» WRITTEN PROBLEM
Please print all of the material below, word for word.
— START PROVIDED DATA —
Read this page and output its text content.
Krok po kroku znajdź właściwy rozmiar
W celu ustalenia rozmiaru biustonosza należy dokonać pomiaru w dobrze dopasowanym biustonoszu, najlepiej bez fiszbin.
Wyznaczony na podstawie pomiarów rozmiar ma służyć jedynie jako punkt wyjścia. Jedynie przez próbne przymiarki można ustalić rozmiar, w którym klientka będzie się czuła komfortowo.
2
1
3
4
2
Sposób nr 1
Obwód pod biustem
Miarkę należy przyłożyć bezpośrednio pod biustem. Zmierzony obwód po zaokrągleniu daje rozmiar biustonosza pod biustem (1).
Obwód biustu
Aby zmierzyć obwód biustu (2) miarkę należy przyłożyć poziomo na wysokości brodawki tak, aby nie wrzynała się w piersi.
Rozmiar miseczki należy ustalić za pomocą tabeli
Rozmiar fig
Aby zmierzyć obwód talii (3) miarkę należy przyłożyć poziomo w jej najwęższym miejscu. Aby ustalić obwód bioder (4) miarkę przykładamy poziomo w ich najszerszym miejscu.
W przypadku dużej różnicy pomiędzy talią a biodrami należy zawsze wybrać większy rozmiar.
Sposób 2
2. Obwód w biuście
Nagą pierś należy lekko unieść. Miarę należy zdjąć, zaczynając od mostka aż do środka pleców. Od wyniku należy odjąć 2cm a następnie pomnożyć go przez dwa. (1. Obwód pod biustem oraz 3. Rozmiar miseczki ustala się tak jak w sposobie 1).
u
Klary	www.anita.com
— END PROVIDED DATA —
» SOLUTION TO THE EXERCISE
Read this page and output its text content.
Krok po kroku znajdź właściwy rozmiar
W celu ustalenia rozmiaru biustonosza należy dokonać pomiaru w dobrze dopasowanym biustonoszu, najlepiej bez fiszbin.
Wyznaczony na podstawie pomiarów rozmiar ma służyć jedynie jako punkt wyjścia. Jedynie przez próbne przymiarki można ustalić rozmiar, w którym klientka będzie się czuła komfortowo.
2
1
3
4
2
Sposób nr 1
Obwód pod biustem
Miarkę należy przyłożyć bezpośrednio pod biustem. Zmierzony obwód po zaokrągleniu daje rozmiar biustonosza pod biustem (1).
Obwód biustu
Aby zmierzyć obwód biustu (2) miarkę należy przyłożyć poziomo na wysokości brodawki tak, aby nie wrzynała się w piersi.
Rozmiar miseczki należy ustalić za pomocą tabeli
Rozmiar fig
Aby zmierzyć obwód talii (3) miarkę należy przyłożyć poziomo w jej najwęższym miejscu. Aby ustalić obwód bioder (4) miarkę przykładamy poziomo w ich najszerszym miejscu.
W przypadku dużej różnicy pomiędzy talią a biodrami należy zawsze wybrać większy rozmiar.
Sposób 2
2. Obwód w biuście
Nagą pierś należy lekko unieść. Miarę należy zdjąć, zaczynając od mostka aż do środka pleców. Od wyniku należy odjąć 2cm a następnie pomnożyć go przez dwa. (1. Obwód pod biustem oraz 3. Rozmiar miseczki ustala się tak jak w sposobie 1).
u
Klary	www.anita.com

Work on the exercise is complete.